EXERCISE DESCRIPTION: Give the count of lines that include the string "with". Add nothing to it.

EXCERPTED RECORDS:
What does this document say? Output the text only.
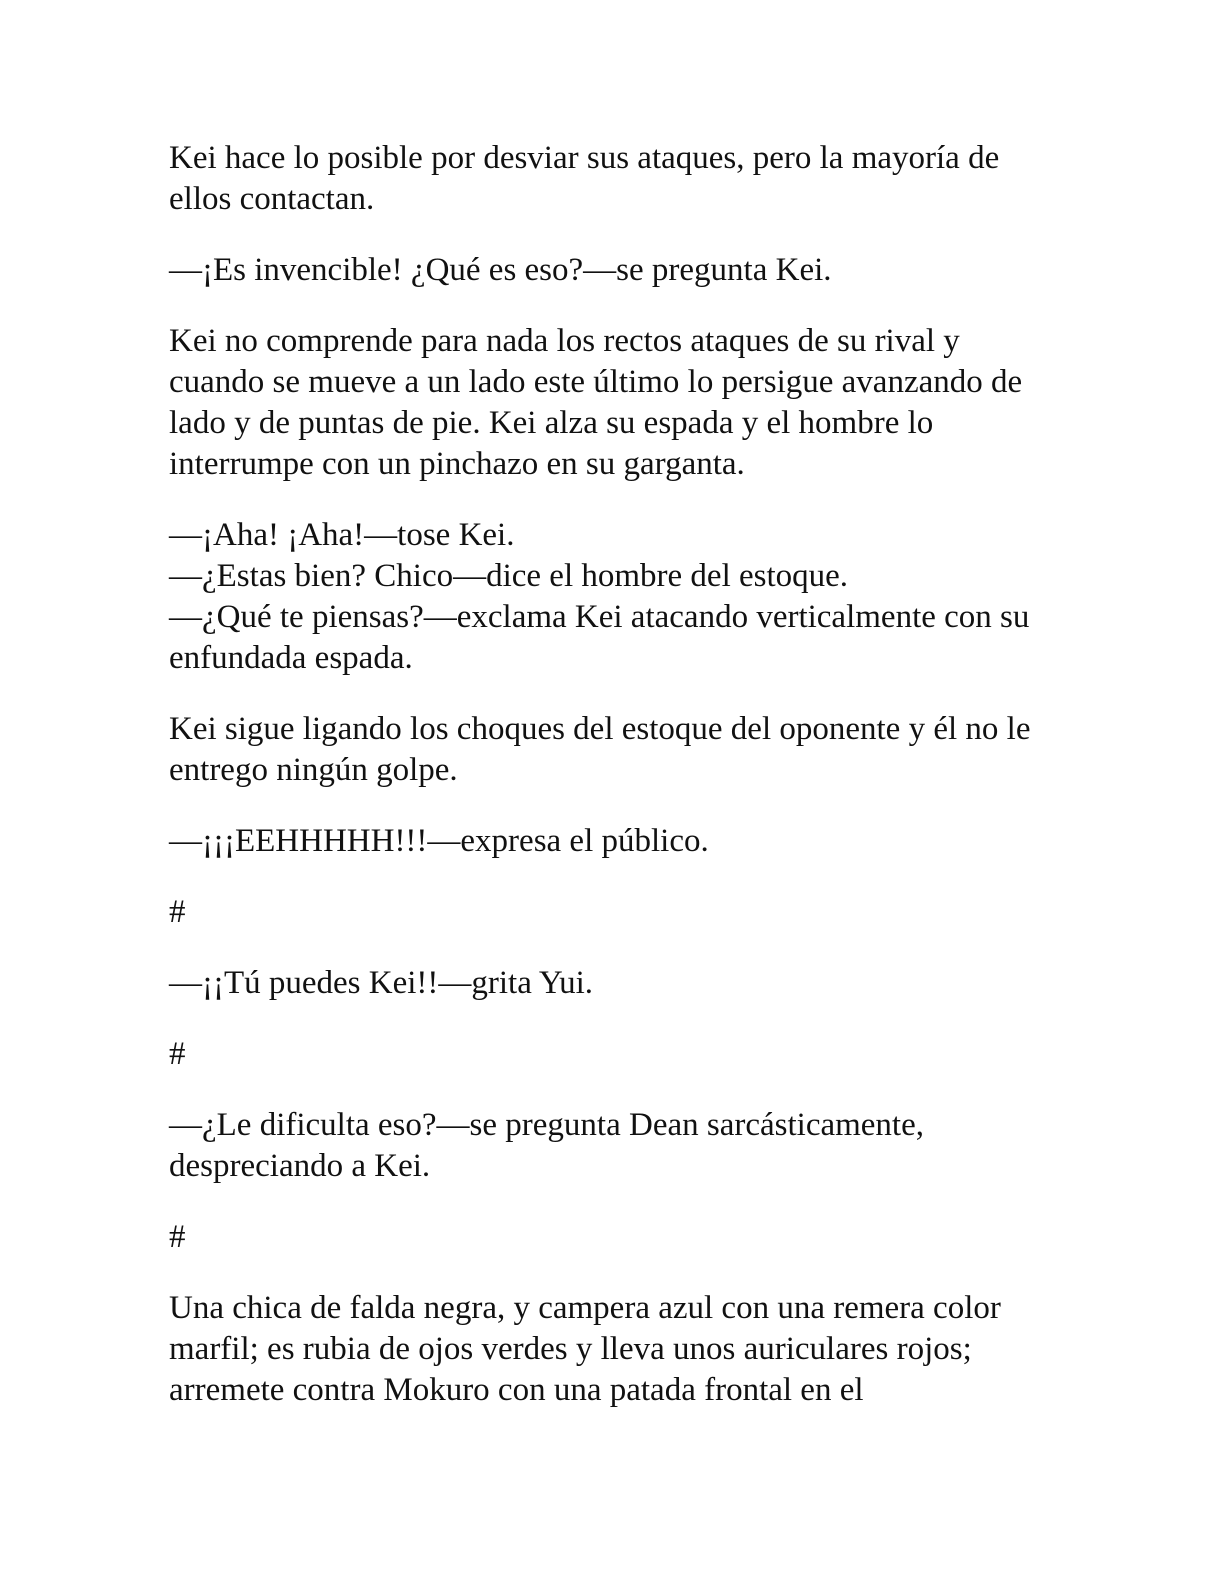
Kei hace lo posible por desviar sus ataques, pero la mayoría de ellos contactan.

—¡Es invencible! ¿Qué es eso?—se pregunta Kei.

Kei no comprende para nada los rectos ataques de su rival y cuando se mueve a un lado este último lo persigue avanzando de lado y de puntas de pie. Kei alza su espada y el hombre lo interrumpe con un pinchazo en su garganta.

—¡Aha! ¡Aha!—tose Kei.

—¿Estas bien? Chico—dice el hombre del estoque.

—¿Qué te piensas?—exclama Kei atacando verticalmente con su enfundada espada.

Kei sigue ligando los choques del estoque del oponente y él no le entrego ningún golpe.

—¡¡¡EEHHHHH!!!—expresa el público.

#

—¡¡Tú puedes Kei!!—grita Yui.

#

—¿Le dificulta eso?—se pregunta Dean sarcásticamente, despreciando a Kei.

#

Una chica de falda negra, y campera azul con una remera color marfil; es rubia de ojos verdes y lleva unos auriculares rojos; arremete contra Mokuro con una patada frontal en el
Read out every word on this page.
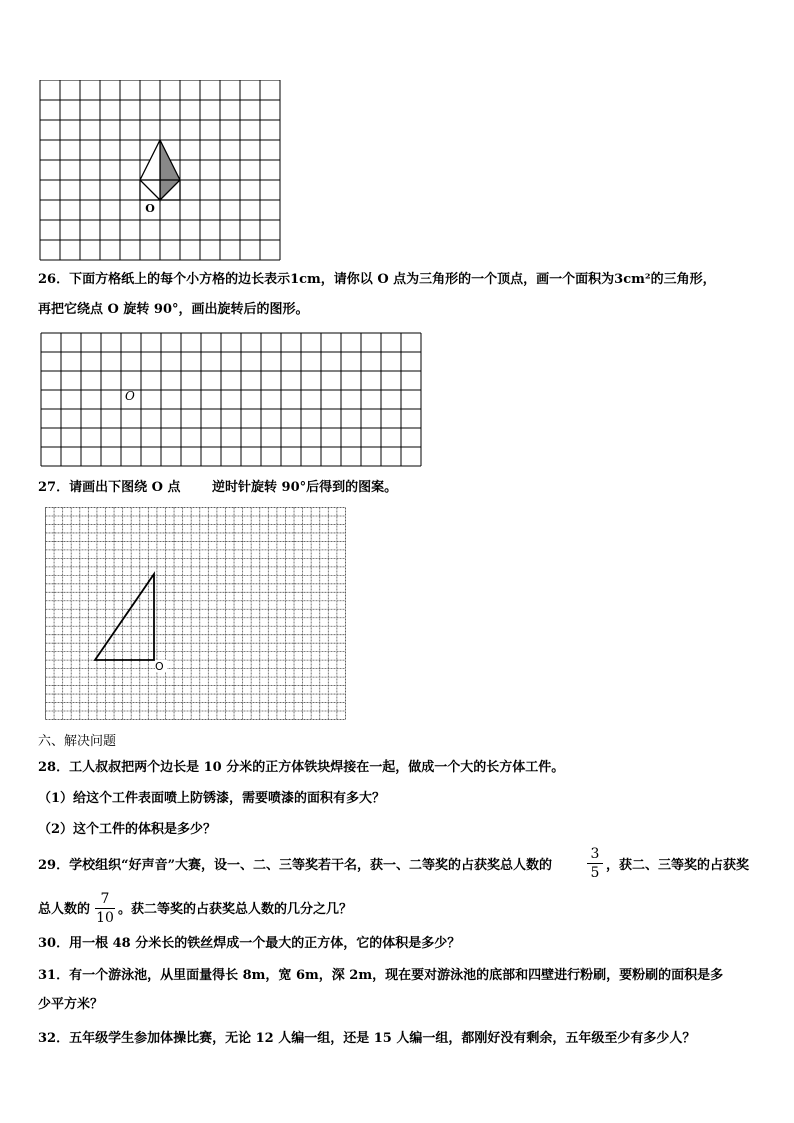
O
26．下面方格纸上的每个小方格的边长表示1cm，请你以 O 点为三角形的一个顶点，画一个面积为3cm²的三角形，
再把它绕点 O 旋转 90°，画出旋转后的图形。
O
27．请画出下图绕 O 点 逆时针旋转 90°后得到的图案。
O
六、解决问题
28．工人叔叔把两个边长是 10 分米的正方体铁块焊接在一起，做成一个大的长方体工件。
（1）给这个工件表面喷上防锈漆，需要喷漆的面积有多大？
（2）这个工件的体积是多少？
29．学校组织“好声音”大赛，设一、二、三等奖若干名，获一、二等奖的占获奖总人数的
3
5 ，获二、三等奖的占获奖
总人数的
7
10
。获二等奖的占获奖总人数的几分之几？
30．用一根 48 分米长的铁丝焊成一个最大的正方体，它的体积是多少？
31．有一个游泳池，从里面量得长 8m，宽 6m，深 2m，现在要对游泳池的底部和四壁进行粉刷，要粉刷的面积是多
少平方米？
32．五年级学生参加体操比赛，无论 12 人编一组，还是 15 人编一组，都刚好没有剩余，五年级至少有多少人？
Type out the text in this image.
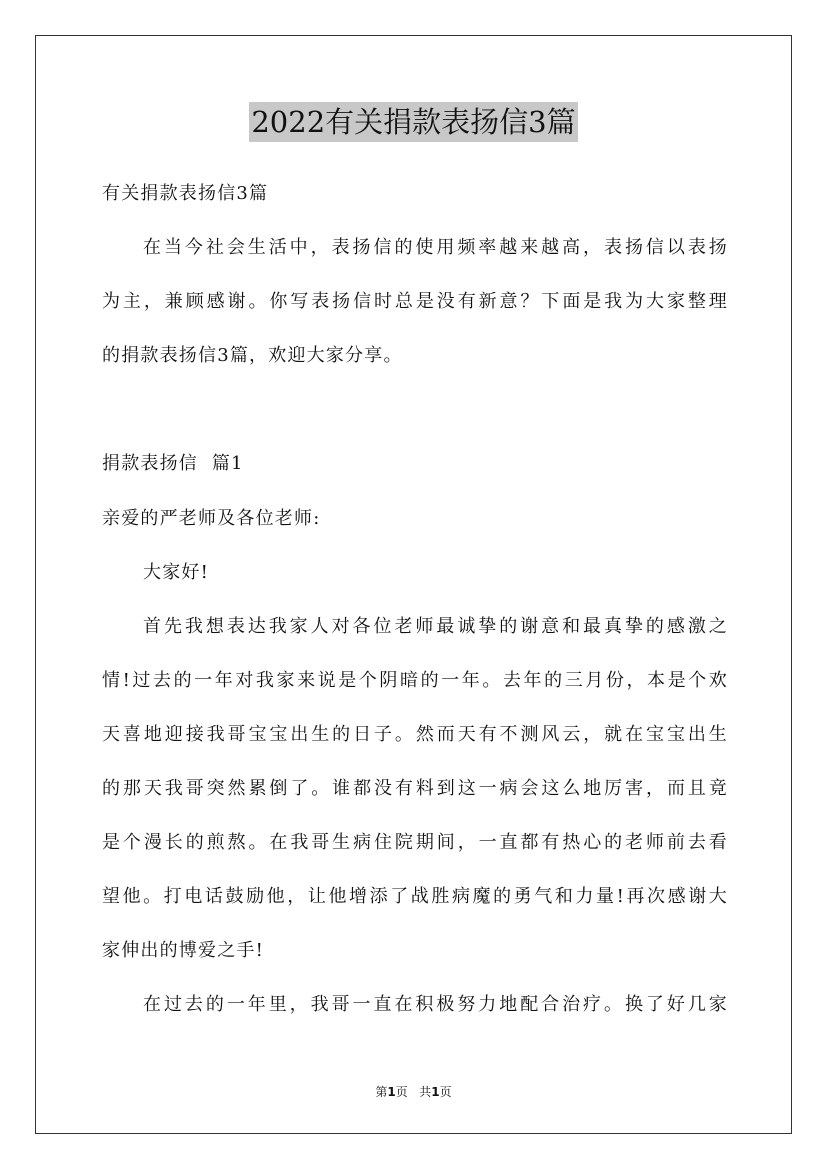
2022有关捐款表扬信3篇
有关捐款表扬信3篇
在当今社会生活中，表扬信的使用频率越来越高，表扬信以表扬
为主，兼顾感谢。你写表扬信时总是没有新意？下面是我为大家整理
的捐款表扬信3篇，欢迎大家分享。
捐款表扬信  篇1
亲爱的严老师及各位老师:
大家好!
首先我想表达我家人对各位老师最诚挚的谢意和最真挚的感激之
情!过去的一年对我家来说是个阴暗的一年。去年的三月份，本是个欢
天喜地迎接我哥宝宝出生的日子。然而天有不测风云，就在宝宝出生
的那天我哥突然累倒了。谁都没有料到这一病会这么地厉害，而且竟
是个漫长的煎熬。在我哥生病住院期间，一直都有热心的老师前去看
望他。打电话鼓励他，让他增添了战胜病魔的勇气和力量!再次感谢大
家伸出的博爱之手!
在过去的一年里，我哥一直在积极努力地配合治疗。换了好几家
第1页 共1页
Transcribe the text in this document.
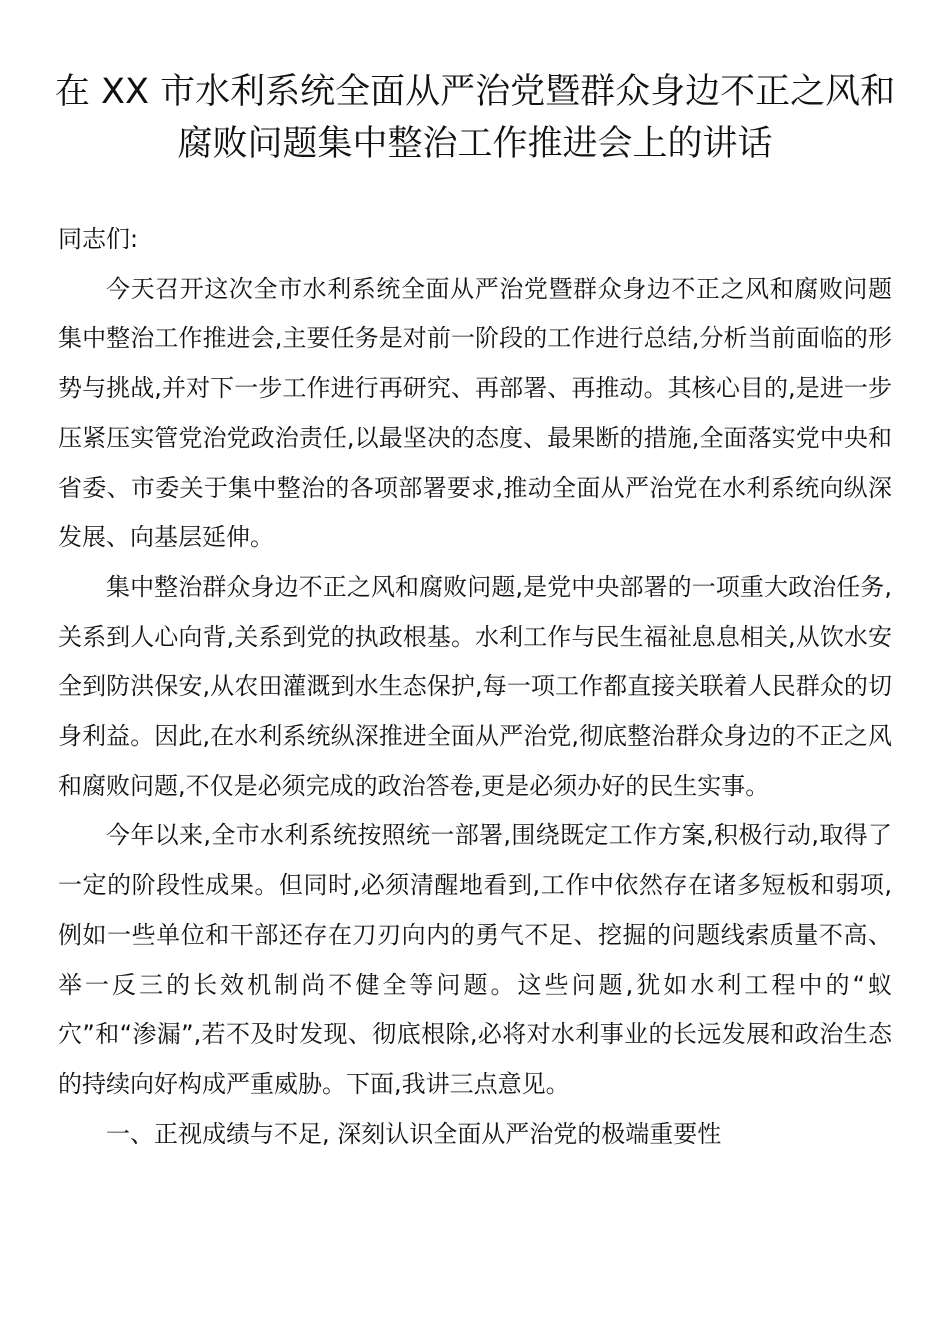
在 XX 市水利系统全面从严治党暨群众身边不正之风和
腐败问题集中整治工作推进会上的讲话

同志们:

今天召开这次全市水利系统全面从严治党暨群众身边不正之风和腐败问题集中整治工作推进会,主要任务是对前一阶段的工作进行总结,分析当前面临的形势与挑战,并对下一步工作进行再研究、再部署、再推动。其核心目的,是进一步压紧压实管党治党政治责任,以最坚决的态度、最果断的措施,全面落实党中央和省委、市委关于集中整治的各项部署要求,推动全面从严治党在水利系统向纵深发展、向基层延伸。

集中整治群众身边不正之风和腐败问题,是党中央部署的一项重大政治任务,关系到人心向背,关系到党的执政根基。水利工作与民生福祉息息相关,从饮水安全到防洪保安,从农田灌溉到水生态保护,每一项工作都直接关联着人民群众的切身利益。因此,在水利系统纵深推进全面从严治党,彻底整治群众身边的不正之风和腐败问题,不仅是必须完成的政治答卷,更是必须办好的民生实事。

今年以来,全市水利系统按照统一部署,围绕既定工作方案,积极行动,取得了一定的阶段性成果。但同时,必须清醒地看到,工作中依然存在诸多短板和弱项,例如一些单位和干部还存在刀刃向内的勇气不足、挖掘的问题线索质量不高、举一反三的长效机制尚不健全等问题。这些问题,犹如水利工程中的“蚁穴”和“渗漏”,若不及时发现、彻底根除,必将对水利事业的长远发展和政治生态的持续向好构成严重威胁。下面,我讲三点意见。

一、正视成绩与不足, 深刻认识全面从严治党的极端重要性
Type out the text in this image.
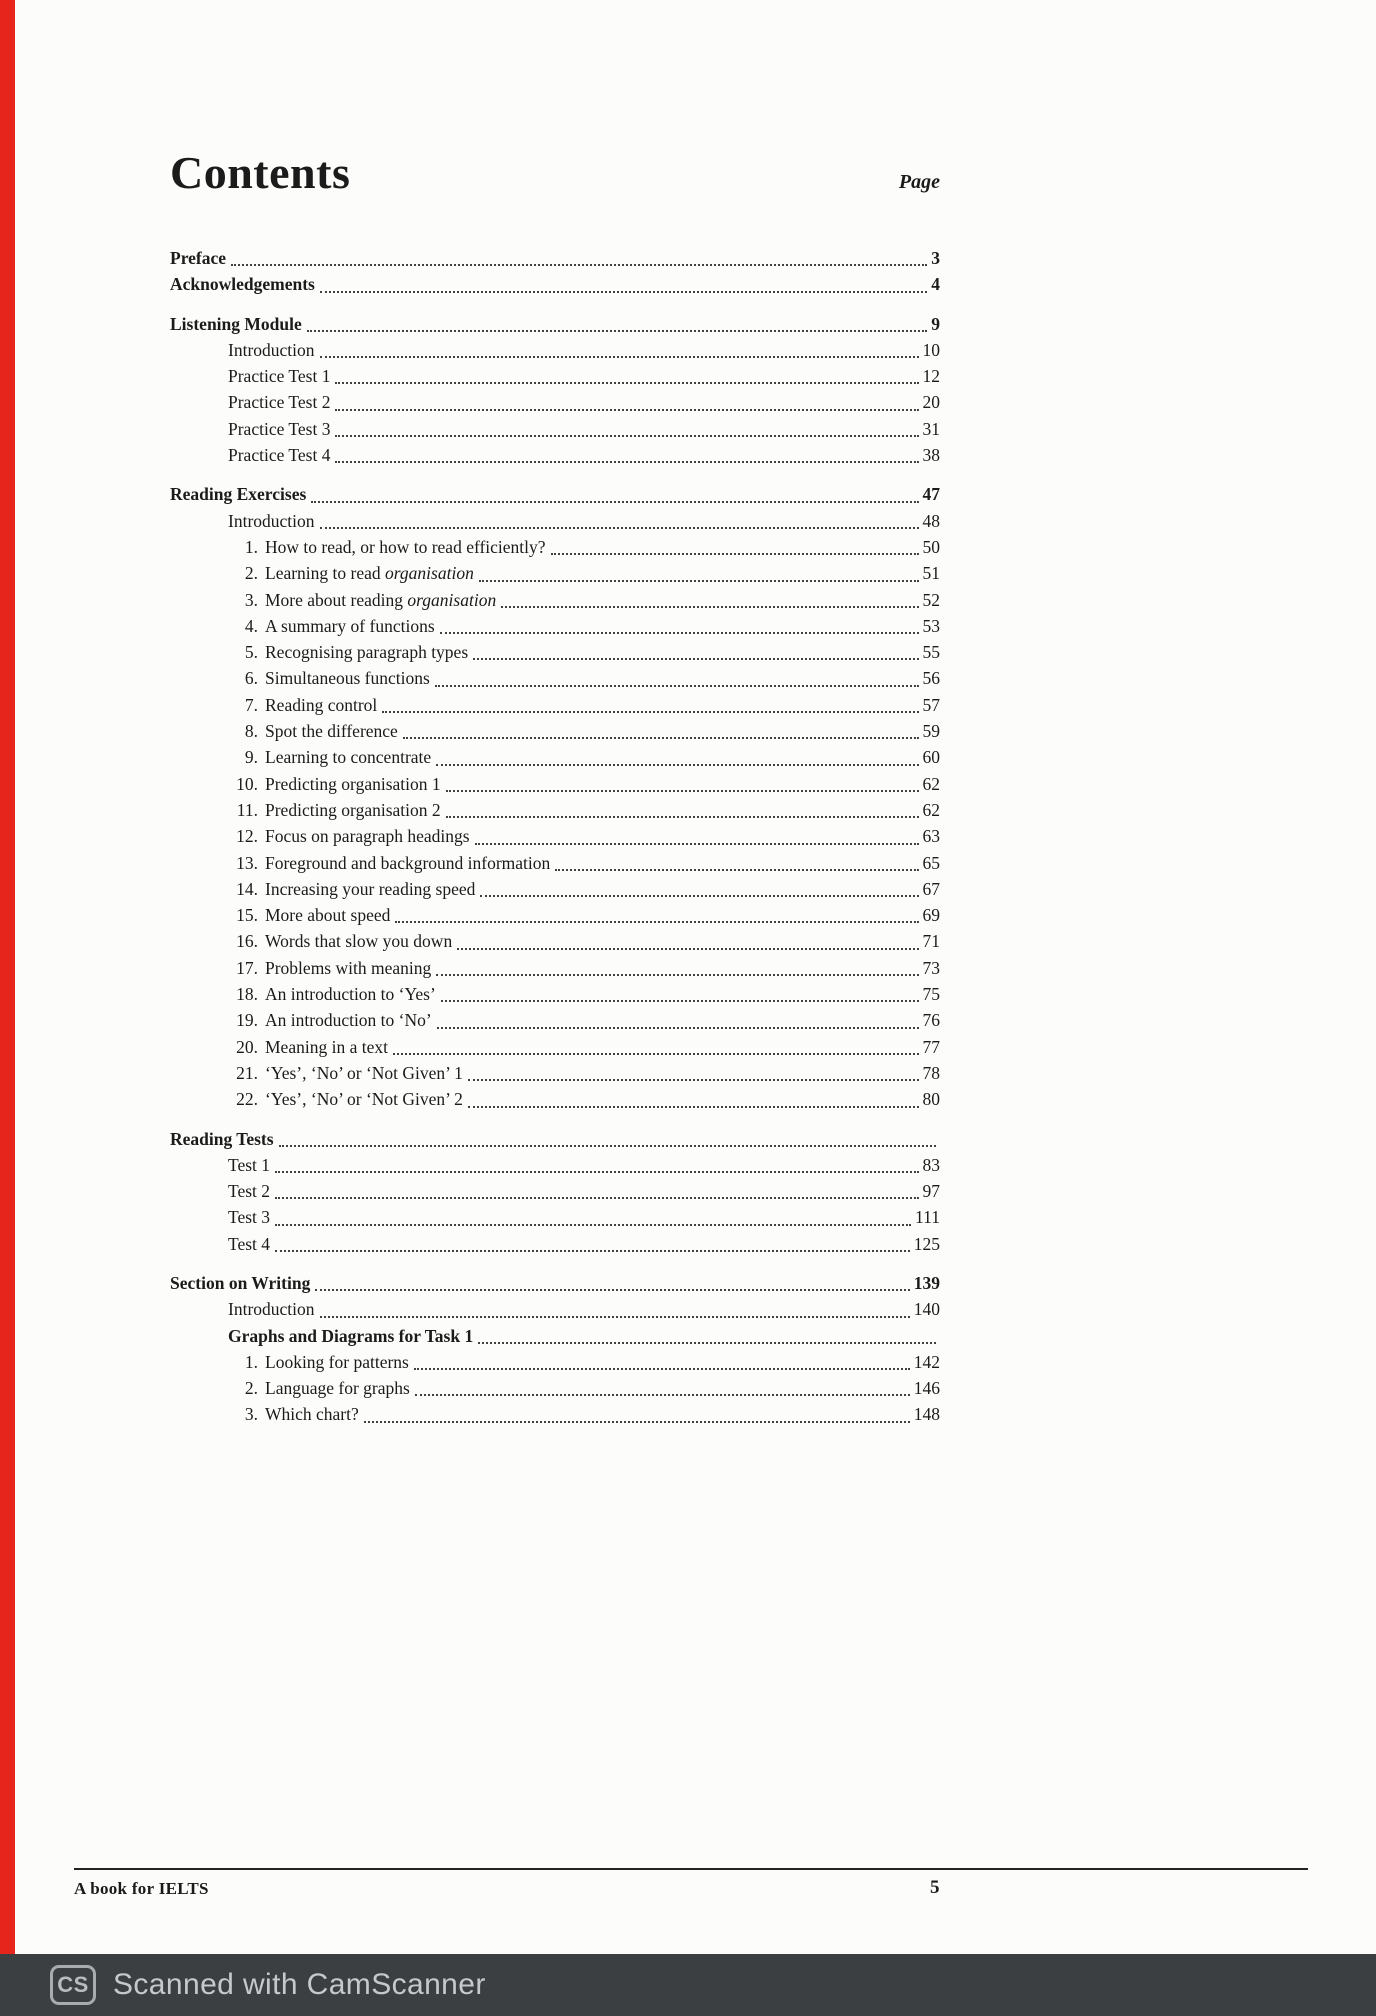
Contents	Page
Preface	3
Acknowledgements	4
Listening Module	9
Introduction	10
Practice Test 1	12
Practice Test 2	20
Practice Test 3	31
Practice Test 4	38
Reading Exercises	47
Introduction	48
1. How to read, or how to read efficiently?	50
2. Learning to read organisation	51
3. More about reading organisation	52
4. A summary of functions	53
5. Recognising paragraph types	55
6. Simultaneous functions	56
7. Reading control	57
8. Spot the difference	59
9. Learning to concentrate	60
10. Predicting organisation 1	62
11. Predicting organisation 2	62
12. Focus on paragraph headings	63
13. Foreground and background information	65
14. Increasing your reading speed	67
15. More about speed	69
16. Words that slow you down	71
17. Problems with meaning	73
18. An introduction to ‘Yes’	75
19. An introduction to ‘No’	76
20. Meaning in a text	77
21. ‘Yes’, ‘No’ or ‘Not Given’ 1	78
22. ‘Yes’, ‘No’ or ‘Not Given’ 2	80
Reading Tests
Test 1	83
Test 2	97
Test 3	111
Test 4	125
Section on Writing	139
Introduction	140
Graphs and Diagrams for Task 1
1. Looking for patterns	142
2. Language for graphs	146
3. Which chart?	148
A book for IELTS	5
CS Scanned with CamScanner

EXERCISE RESPONSE: 2